US20160025274A1

US20160025274A1 - Lamp and lighting fixture

Info

Publication number: US20160025274A1
Application number: US14/807,921
Authority: US
Inventors: Peter Johannes Martinus Bukkems; Aldegonda Lucia Weijers
Original assignee: Koninklijke Philips NV
Current assignee: Signify Holding BV
Priority date: 2014-07-24
Filing date: 2015-07-24
Publication date: 2016-01-28
Also published as: EP2985510B1; CN106662296B; JP6293361B2; US9709222B2; PL2985510T3; WO2016012308A1; JP2017522699A; CN106662296A; EP2985510A1; RU2654203C1

Abstract

The present invention relates lamp (10), comprising: a carrier (12); a series (28 a) of solid state light sources (30) mounted on the carrier; and a cover member (32 a) covering the series of solid state light sources, wherein openings (40) are provided in the carrier between the solid state light sources of said series of solid state light sources, such that light emitted from the series of solid state light sources and reflected back towards the carrier by the cover member is allowed to pass the carrier through the openings. The present invention also relates to a lighting fixture comprising at least one such lamp.

Description

FIELD OF THE INVENTION

The present invention relates to a lamp, for example a flat replacement bulb comprising light emitting diodes. The present invention also relates to a lighting fixture comprising at least one such lamp.
----------
▸ **Written exercise A**
Who is the current assignee of the patent described in the lamp and lighting fixture text?
▸ **Written exercise B**
Continue the lamp and lighting fixture patent text from its last sentence.

▸ **Dataset content**
----------
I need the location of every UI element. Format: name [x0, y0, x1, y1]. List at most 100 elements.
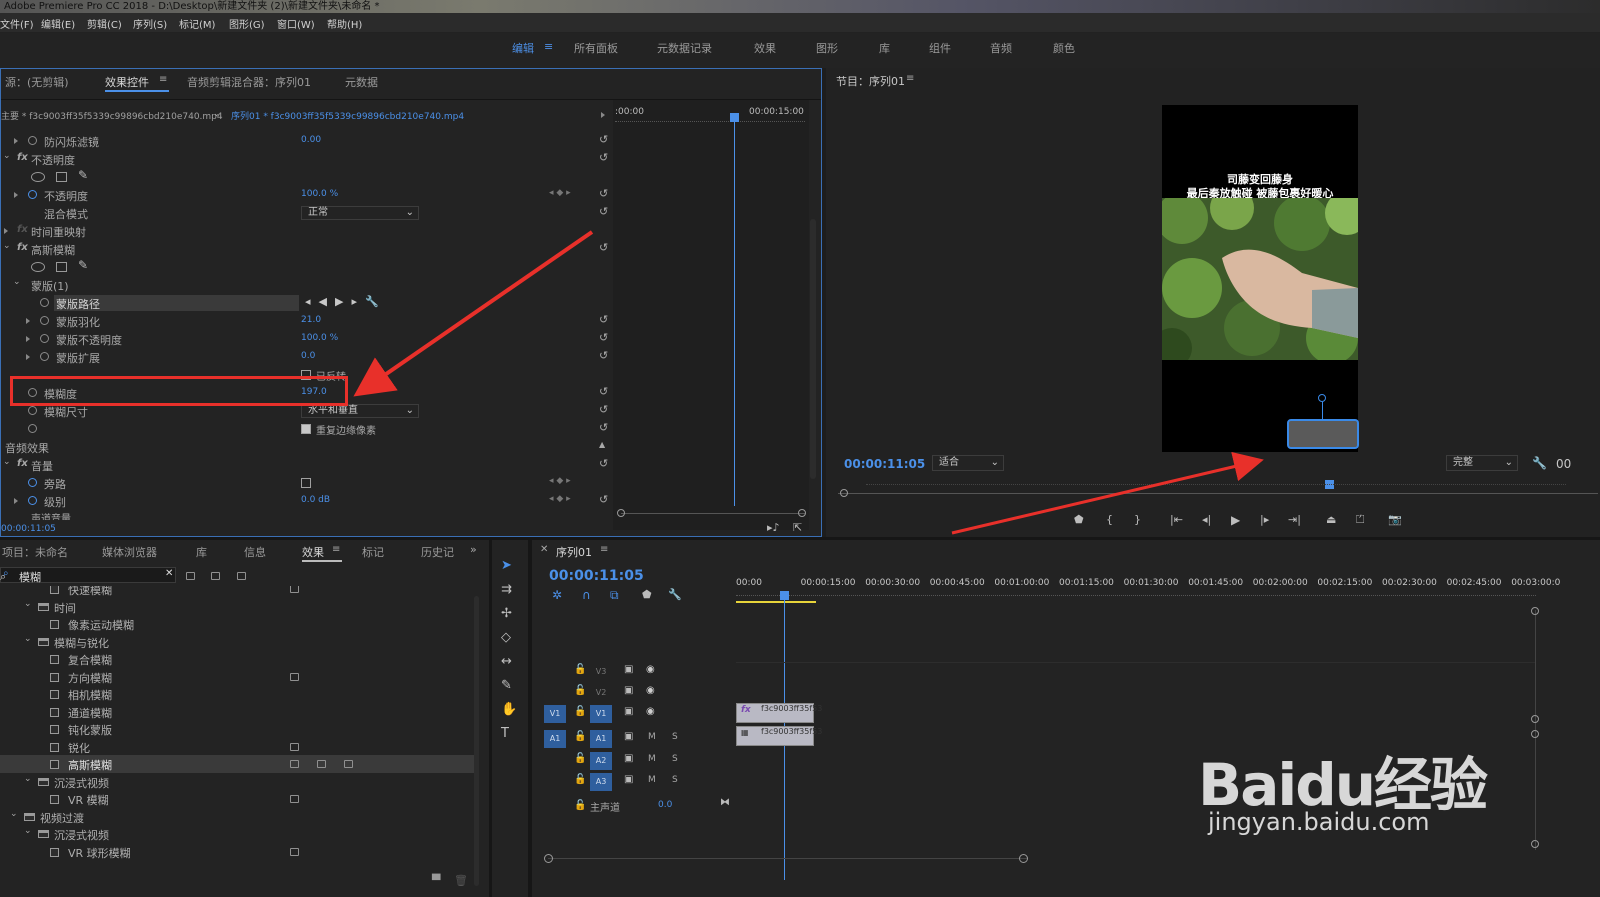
----------
▸ **Answer A**
Signify Holding BV

▸ **Answer B**
BACKGROUND OF THE INVENTION

CN202546362 discloses an LED (light emitting diode) lamp which i.a. comprises a lamp holder which is arranged at the bottom of a bulb; an LED circuit board arranged in the lamp holder; a vertically fixed LED lamp panel, wherein the LED lamp panel is electrically connected with the LED circuit board in the lamp holder through a rotating member; and a light guide sheet which is overlapped on the luminous surface of the LED lamp panel.
However, the light guide sheet in CN202546362 may reflect part the light emitted by the LED lamp panel back to the LED lamp panel, thus reducing the efficiency of the lamp Especially if the optical function of the light guide sheet is strong, the associated back reflection is increased. This lowers the efficiency of the lamp, which increases the cost of the lamp. Also, the light absorbed by the LED lamp panel increases the temperature of the LED lamp panel, which may reduce the life time of the lamp.

SUMMARY OF THE INVENTION

It is an object of the present invention to overcome at least some of the drawbacks mentioned above, and to provide an improved lamp.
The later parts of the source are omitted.